• _Exercise prompt_: Transcribe each record below word for word.

+++ Information given +++

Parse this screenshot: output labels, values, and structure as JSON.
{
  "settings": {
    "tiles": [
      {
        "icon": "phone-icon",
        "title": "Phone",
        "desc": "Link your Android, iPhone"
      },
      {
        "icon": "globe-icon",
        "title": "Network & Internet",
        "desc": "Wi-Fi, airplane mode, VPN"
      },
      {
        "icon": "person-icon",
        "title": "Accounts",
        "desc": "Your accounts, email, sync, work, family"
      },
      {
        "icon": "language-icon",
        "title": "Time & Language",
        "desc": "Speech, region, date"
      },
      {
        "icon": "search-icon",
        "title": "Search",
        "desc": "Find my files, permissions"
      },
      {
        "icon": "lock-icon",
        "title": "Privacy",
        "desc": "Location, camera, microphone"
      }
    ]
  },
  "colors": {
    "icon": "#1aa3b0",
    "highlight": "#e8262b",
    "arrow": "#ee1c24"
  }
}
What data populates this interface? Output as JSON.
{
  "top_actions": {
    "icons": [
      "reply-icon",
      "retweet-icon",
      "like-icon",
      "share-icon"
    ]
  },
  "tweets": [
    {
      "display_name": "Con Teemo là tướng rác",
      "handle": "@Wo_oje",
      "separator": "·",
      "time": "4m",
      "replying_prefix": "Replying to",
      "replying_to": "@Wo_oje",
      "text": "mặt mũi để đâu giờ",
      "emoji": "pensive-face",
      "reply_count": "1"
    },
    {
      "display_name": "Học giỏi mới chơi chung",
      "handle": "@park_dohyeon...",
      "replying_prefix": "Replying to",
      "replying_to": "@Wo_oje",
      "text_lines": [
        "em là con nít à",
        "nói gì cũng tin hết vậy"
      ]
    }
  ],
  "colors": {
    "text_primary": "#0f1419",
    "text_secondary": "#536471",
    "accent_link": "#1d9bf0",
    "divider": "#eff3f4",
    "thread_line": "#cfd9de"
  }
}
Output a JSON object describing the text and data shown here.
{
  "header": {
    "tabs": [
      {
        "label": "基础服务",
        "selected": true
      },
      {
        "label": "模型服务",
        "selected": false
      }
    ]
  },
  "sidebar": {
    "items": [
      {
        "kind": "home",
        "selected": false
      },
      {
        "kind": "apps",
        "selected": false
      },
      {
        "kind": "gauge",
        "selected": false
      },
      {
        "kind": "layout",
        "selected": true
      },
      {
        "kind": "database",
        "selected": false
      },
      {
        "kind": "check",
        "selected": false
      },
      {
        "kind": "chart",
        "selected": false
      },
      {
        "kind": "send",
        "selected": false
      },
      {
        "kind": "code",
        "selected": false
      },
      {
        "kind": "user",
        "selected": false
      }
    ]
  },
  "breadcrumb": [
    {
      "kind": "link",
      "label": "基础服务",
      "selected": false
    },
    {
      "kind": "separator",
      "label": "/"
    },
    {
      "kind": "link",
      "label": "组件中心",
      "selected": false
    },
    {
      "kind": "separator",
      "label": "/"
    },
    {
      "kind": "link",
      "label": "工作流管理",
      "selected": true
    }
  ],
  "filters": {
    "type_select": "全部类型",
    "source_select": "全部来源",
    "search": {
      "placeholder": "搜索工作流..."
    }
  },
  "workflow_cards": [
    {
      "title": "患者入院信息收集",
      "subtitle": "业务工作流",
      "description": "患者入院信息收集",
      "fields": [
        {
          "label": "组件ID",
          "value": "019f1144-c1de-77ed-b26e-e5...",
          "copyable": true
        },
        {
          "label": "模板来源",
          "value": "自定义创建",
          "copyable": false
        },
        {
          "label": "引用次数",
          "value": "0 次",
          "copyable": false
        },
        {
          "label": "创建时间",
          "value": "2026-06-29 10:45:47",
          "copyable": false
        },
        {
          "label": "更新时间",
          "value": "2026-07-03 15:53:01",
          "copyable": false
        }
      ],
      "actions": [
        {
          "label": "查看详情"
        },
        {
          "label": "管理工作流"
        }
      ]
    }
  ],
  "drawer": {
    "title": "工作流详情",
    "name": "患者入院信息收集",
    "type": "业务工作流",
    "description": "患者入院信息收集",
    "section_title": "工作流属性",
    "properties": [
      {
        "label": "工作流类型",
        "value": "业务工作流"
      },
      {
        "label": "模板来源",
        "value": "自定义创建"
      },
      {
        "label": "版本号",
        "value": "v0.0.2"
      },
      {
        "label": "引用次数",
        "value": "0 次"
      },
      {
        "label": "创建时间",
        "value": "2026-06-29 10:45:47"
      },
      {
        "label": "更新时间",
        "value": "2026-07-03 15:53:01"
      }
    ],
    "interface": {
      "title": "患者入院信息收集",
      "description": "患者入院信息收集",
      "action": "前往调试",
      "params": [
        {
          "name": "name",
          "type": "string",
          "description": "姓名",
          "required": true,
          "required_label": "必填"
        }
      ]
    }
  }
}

+++

• _Complete response_:
Parse this screenshot: output labels, values, and structure as JSON.
{
  "settings": {
    "tiles": [
      {
        "icon": "phone-icon",
        "title": "Phone",
        "desc": "Link your Android, iPhone"
      },
      {
        "icon": "globe-icon",
        "title": "Network & Internet",
        "desc": "Wi-Fi, airplane mode, VPN"
      },
      {
        "icon": "person-icon",
        "title": "Accounts",
        "desc": "Your accounts, email, sync, work, family"
      },
      {
        "icon": "language-icon",
        "title": "Time & Language",
        "desc": "Speech, region, date"
      },
      {
        "icon": "search-icon",
        "title": "Search",
        "desc": "Find my files, permissions"
      },
      {
        "icon": "lock-icon",
        "title": "Privacy",
        "desc": "Location, camera, microphone"
      }
    ]
  },
  "colors": {
    "icon": "#1aa3b0",
    "highlight": "#e8262b",
    "arrow": "#ee1c24"
  }
}
What data populates this interface? Output as JSON.
{
  "top_actions": {
    "icons": [
      "reply-icon",
      "retweet-icon",
      "like-icon",
      "share-icon"
    ]
  },
  "tweets": [
    {
      "display_name": "Con Teemo là tướng rác",
      "handle": "@Wo_oje",
      "separator": "·",
      "time": "4m",
      "replying_prefix": "Replying to",
      "replying_to": "@Wo_oje",
      "text": "mặt mũi để đâu giờ",
      "emoji": "pensive-face",
      "reply_count": "1"
    },
    {
      "display_name": "Học giỏi mới chơi chung",
      "handle": "@park_dohyeon...",
      "replying_prefix": "Replying to",
      "replying_to": "@Wo_oje",
      "text_lines": [
        "em là con nít à",
        "nói gì cũng tin hết vậy"
      ]
    }
  ],
  "colors": {
    "text_primary": "#0f1419",
    "text_secondary": "#536471",
    "accent_link": "#1d9bf0",
    "divider": "#eff3f4",
    "thread_line": "#cfd9de"
  }
}
Output a JSON object describing the text and data shown here.
{
  "header": {
    "tabs": [
      {
        "label": "基础服务",
        "selected": true
      },
      {
        "label": "模型服务",
        "selected": false
      }
    ]
  },
  "sidebar": {
    "items": [
      {
        "kind": "home",
        "selected": false
      },
      {
        "kind": "apps",
        "selected": false
      },
      {
        "kind": "gauge",
        "selected": false
      },
      {
        "kind": "layout",
        "selected": true
      },
      {
        "kind": "database",
        "selected": false
      },
      {
        "kind": "check",
        "selected": false
      },
      {
        "kind": "chart",
        "selected": false
      },
      {
        "kind": "send",
        "selected": false
      },
      {
        "kind": "code",
        "selected": false
      },
      {
        "kind": "user",
        "selected": false
      }
    ]
  },
  "breadcrumb": [
    {
      "kind": "link",
      "label": "基础服务",
      "selected": false
    },
    {
      "kind": "separator",
      "label": "/"
    },
    {
      "kind": "link",
      "label": "组件中心",
      "selected": false
    },
    {
      "kind": "separator",
      "label": "/"
    },
    {
      "kind": "link",
      "label": "工作流管理",
      "selected": true
    }
  ],
  "filters": {
    "type_select": "全部类型",
    "source_select": "全部来源",
    "search": {
      "placeholder": "搜索工作流..."
    }
  },
  "workflow_cards": [
    {
      "title": "患者入院信息收集",
      "subtitle": "业务工作流",
      "description": "患者入院信息收集",
      "fields": [
        {
          "label": "组件ID",
          "value": "019f1144-c1de-77ed-b26e-e5...",
          "copyable": true
        },
        {
          "label": "模板来源",
          "value": "自定义创建",
          "copyable": false
        },
        {
          "label": "引用次数",
          "value": "0 次",
          "copyable": false
        },
        {
          "label": "创建时间",
          "value": "2026-06-29 10:45:47",
          "copyable": false
        },
        {
          "label": "更新时间",
          "value": "2026-07-03 15:53:01",
          "copyable": false
        }
      ],
      "actions": [
        {
          "label": "查看详情"
        },
        {
          "label": "管理工作流"
        }
      ]
    }
  ],
  "drawer": {
    "title": "工作流详情",
    "name": "患者入院信息收集",
    "type": "业务工作流",
    "description": "患者入院信息收集",
    "section_title": "工作流属性",
    "properties": [
      {
        "label": "工作流类型",
        "value": "业务工作流"
      },
      {
        "label": "模板来源",
        "value": "自定义创建"
      },
      {
        "label": "版本号",
        "value": "v0.0.2"
      },
      {
        "label": "引用次数",
        "value": "0 次"
      },
      {
        "label": "创建时间",
        "value": "2026-06-29 10:45:47"
      },
      {
        "label": "更新时间",
        "value": "2026-07-03 15:53:01"
      }
    ],
    "interface": {
      "title": "患者入院信息收集",
      "description": "患者入院信息收集",
      "action": "前往调试",
      "params": [
        {
          "name": "name",
          "type": "string",
          "description": "姓名",
          "required": true,
          "required_label": "必填"
        }
      ]
    }
  }
}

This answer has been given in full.